# Christmas Tree - Inside Out Ornaments



## trc65 (Jan 12, 2022)

Ok, this will be a quick and dirty tutorial that assumes you already know how to do an inside out turning. Because I don't have a decent drawing program on my tablet. I'm including a photo of my notes on how I do this ornament and hope everyone can decipher them with a little info in this thread.

I made these with an integrated top/bottom finial so my blank was 6-8 inches long. Make sure your four pieces are square and the same size, glued up mine were 1 9/16” square. I only glued them on about 1/2” on each end.

Heres the picture of my notes. I'll explain the steps with some pictures.





First, you need to preserve the square ends on both sides so you have something to glue back together after flipping the pieces. Start by rounding about 2" of the blank in the center. You can shift that off center depending on the length you want for a top/ bottom finial. BTW, the trunk of the tree is on the headstock side. Only rough it until it is just barely round. If you cut too much, you will end up with a very wide trunk.





Next mark three lines at about 1/2" intervals.





Using a parting tool, cut to the diameters listed in my notes. From left to right, 1 1/16”, 1 5/32", 1 1/4".





Continued in next post.


----------



## trc65 (Jan 12, 2022)

---------------

Given instruction A:
Can you copy the records word for word, from the line holding "Identify all the" through the line holding "y-tick-label: 60 bbox=[58, 323, 73, 337]", both included, leaving out the picture?
The records below have no connection to the ornament tutorial above.

Task material:

---------------

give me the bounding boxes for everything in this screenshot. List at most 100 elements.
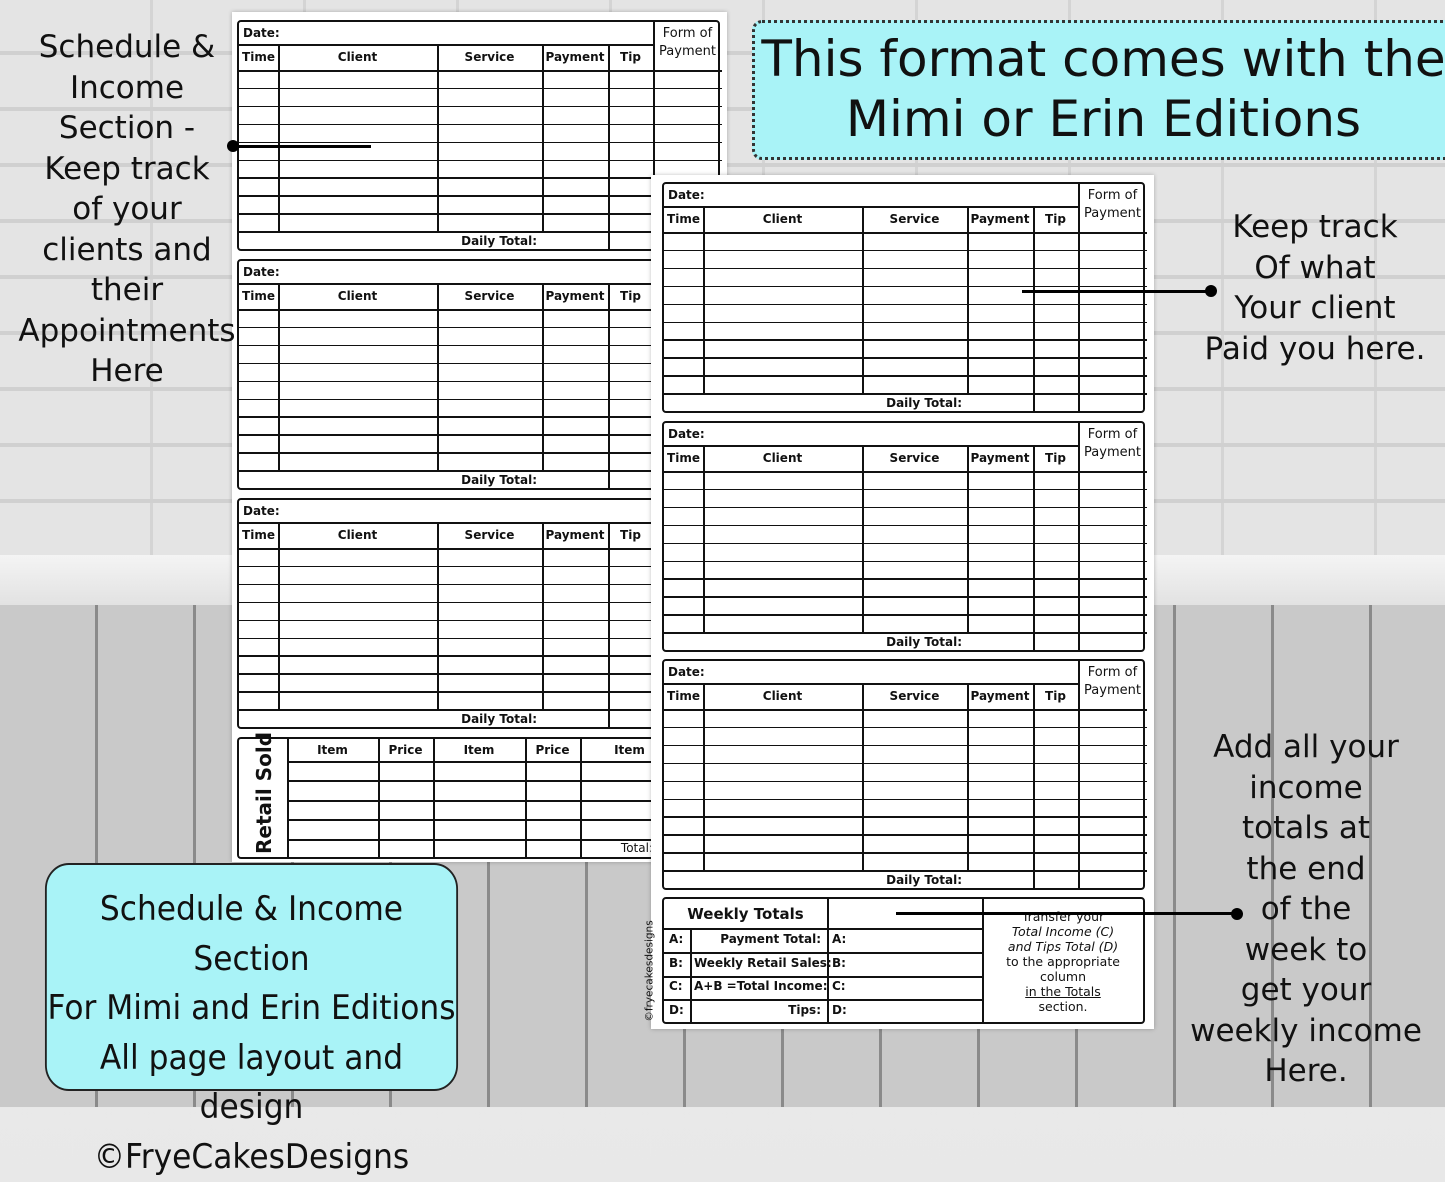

---------------

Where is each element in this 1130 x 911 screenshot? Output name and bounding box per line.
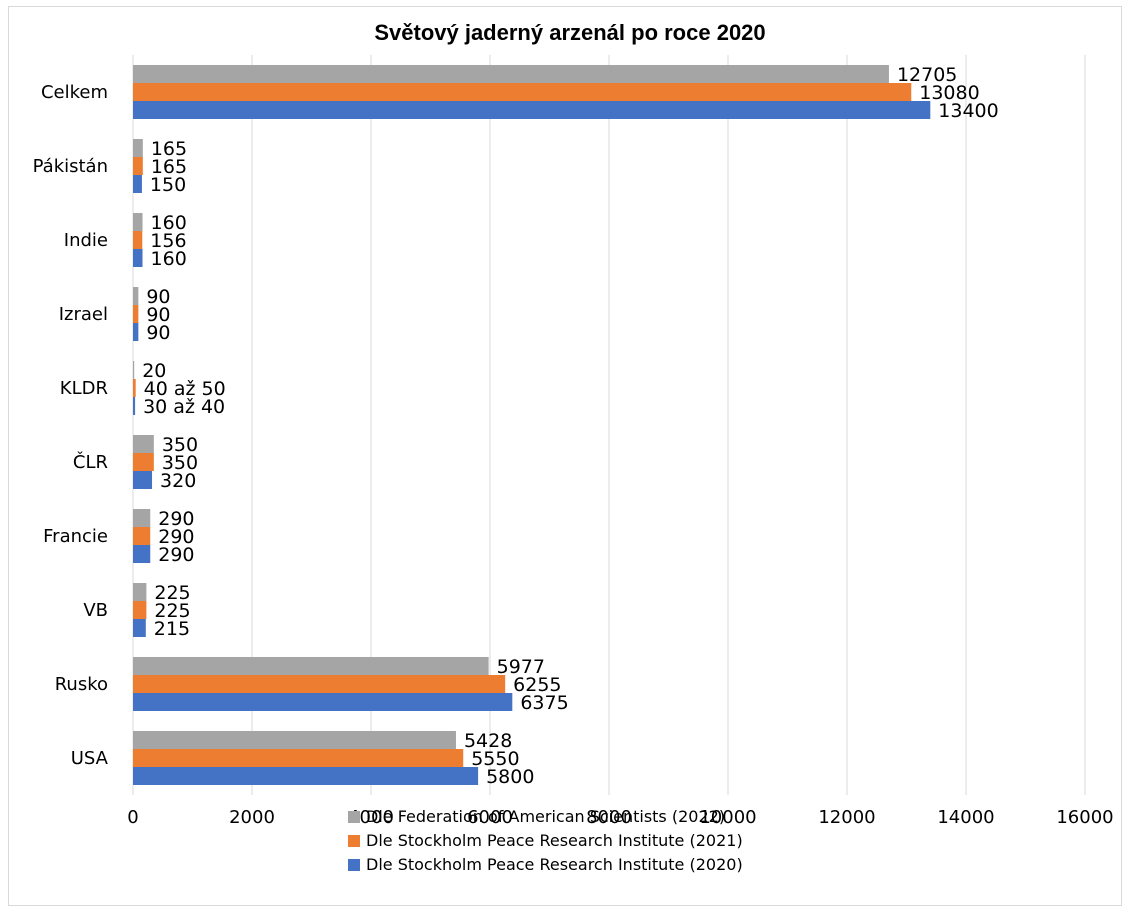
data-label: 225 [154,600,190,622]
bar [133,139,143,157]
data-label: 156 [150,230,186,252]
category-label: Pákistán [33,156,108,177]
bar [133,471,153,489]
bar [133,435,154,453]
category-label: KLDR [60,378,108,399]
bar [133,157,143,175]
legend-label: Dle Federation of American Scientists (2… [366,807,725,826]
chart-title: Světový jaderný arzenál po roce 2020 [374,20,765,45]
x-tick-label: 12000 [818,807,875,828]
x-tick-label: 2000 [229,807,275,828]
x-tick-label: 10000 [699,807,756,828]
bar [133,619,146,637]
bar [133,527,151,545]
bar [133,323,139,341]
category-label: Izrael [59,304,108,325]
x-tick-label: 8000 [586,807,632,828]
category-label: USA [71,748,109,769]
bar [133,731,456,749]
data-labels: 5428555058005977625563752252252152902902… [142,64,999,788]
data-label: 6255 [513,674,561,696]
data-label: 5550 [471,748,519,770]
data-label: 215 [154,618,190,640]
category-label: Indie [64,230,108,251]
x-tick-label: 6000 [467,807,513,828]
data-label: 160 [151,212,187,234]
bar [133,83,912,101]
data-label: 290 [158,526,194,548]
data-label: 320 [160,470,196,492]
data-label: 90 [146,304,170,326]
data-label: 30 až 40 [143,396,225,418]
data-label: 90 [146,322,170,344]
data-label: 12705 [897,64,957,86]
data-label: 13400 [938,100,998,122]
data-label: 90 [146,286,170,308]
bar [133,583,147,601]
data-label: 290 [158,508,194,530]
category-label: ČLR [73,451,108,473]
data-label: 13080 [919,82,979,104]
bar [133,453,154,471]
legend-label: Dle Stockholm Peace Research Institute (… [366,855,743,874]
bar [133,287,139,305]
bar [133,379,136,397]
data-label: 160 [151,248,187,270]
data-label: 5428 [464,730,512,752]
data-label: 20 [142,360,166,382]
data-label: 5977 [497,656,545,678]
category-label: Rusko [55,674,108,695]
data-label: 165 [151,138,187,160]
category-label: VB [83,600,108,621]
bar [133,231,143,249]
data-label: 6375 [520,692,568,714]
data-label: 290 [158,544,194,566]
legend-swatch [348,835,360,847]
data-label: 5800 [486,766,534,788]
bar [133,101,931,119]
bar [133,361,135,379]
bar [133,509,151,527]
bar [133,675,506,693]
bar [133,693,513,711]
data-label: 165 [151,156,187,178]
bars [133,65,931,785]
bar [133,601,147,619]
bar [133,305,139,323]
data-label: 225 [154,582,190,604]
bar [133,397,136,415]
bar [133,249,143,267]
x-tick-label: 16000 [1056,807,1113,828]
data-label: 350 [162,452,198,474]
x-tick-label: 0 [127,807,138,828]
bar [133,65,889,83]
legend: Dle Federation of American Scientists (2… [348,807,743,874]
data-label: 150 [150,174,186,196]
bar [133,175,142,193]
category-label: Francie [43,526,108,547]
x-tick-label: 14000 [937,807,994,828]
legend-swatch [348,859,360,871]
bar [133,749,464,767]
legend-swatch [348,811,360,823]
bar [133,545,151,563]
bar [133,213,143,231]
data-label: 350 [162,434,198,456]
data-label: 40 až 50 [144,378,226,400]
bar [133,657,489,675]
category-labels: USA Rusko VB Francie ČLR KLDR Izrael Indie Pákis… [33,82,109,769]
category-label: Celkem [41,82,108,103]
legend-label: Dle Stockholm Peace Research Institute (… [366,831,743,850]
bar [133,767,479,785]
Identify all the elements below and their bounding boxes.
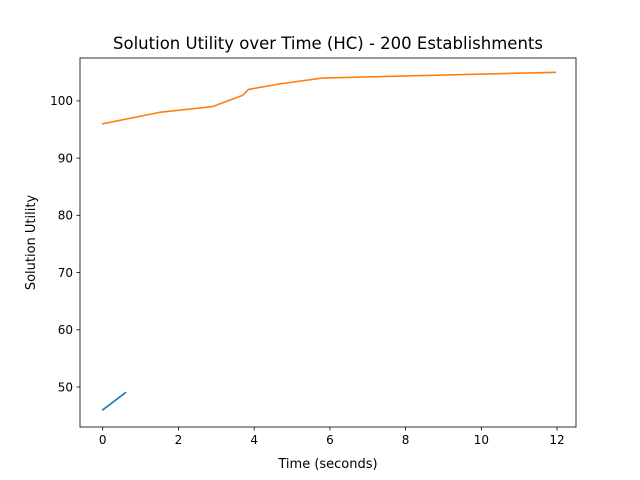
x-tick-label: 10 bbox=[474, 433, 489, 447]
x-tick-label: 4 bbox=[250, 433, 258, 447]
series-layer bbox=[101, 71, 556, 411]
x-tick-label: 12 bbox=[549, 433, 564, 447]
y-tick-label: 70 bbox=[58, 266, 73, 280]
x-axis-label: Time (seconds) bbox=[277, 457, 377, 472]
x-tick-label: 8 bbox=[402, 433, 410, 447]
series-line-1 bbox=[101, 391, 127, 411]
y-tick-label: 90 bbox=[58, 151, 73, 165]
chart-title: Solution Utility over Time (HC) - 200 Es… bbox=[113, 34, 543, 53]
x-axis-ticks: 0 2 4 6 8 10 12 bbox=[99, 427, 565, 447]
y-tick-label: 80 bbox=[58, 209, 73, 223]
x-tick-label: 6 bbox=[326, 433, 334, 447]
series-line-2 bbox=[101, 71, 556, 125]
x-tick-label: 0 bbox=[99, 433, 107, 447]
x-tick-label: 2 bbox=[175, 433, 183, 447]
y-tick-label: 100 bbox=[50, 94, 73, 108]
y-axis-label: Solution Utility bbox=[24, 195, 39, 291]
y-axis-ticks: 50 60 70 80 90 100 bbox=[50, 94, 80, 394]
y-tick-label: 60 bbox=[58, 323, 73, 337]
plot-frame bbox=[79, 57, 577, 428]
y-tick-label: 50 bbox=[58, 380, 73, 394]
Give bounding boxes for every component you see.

---------------

Given instruction B:
In the ornament tutorial, what size square were the four pieces once glued up?

Exercise output A:
Identify all the elements below and their bounding boxes.
x-tick-label: 10 bbox=[474, 433, 489, 447]
x-tick-label: 4 bbox=[250, 433, 258, 447]
series-layer bbox=[101, 71, 556, 411]
x-tick-label: 12 bbox=[549, 433, 564, 447]
y-tick-label: 70 bbox=[58, 266, 73, 280]
x-axis-label: Time (seconds) bbox=[277, 457, 377, 472]
x-tick-label: 8 bbox=[402, 433, 410, 447]
series-line-1 bbox=[101, 391, 127, 411]
y-tick-label: 90 bbox=[58, 151, 73, 165]
chart-title: Solution Utility over Time (HC) - 200 Es… bbox=[113, 34, 543, 53]
x-axis-ticks: 0 2 4 6 8 10 12 bbox=[99, 427, 565, 447]
y-tick-label: 80 bbox=[58, 209, 73, 223]
x-tick-label: 6 bbox=[326, 433, 334, 447]
series-line-2 bbox=[101, 71, 556, 125]
x-tick-label: 0 bbox=[99, 433, 107, 447]
x-tick-label: 2 bbox=[175, 433, 183, 447]
y-tick-label: 100 bbox=[50, 94, 73, 108]
y-axis-label: Solution Utility bbox=[24, 195, 39, 291]
y-axis-ticks: 50 60 70 80 90 100 bbox=[50, 94, 80, 394]
y-tick-label: 60 bbox=[58, 323, 73, 337]

Exercise output B:
They were 1 9/16” square.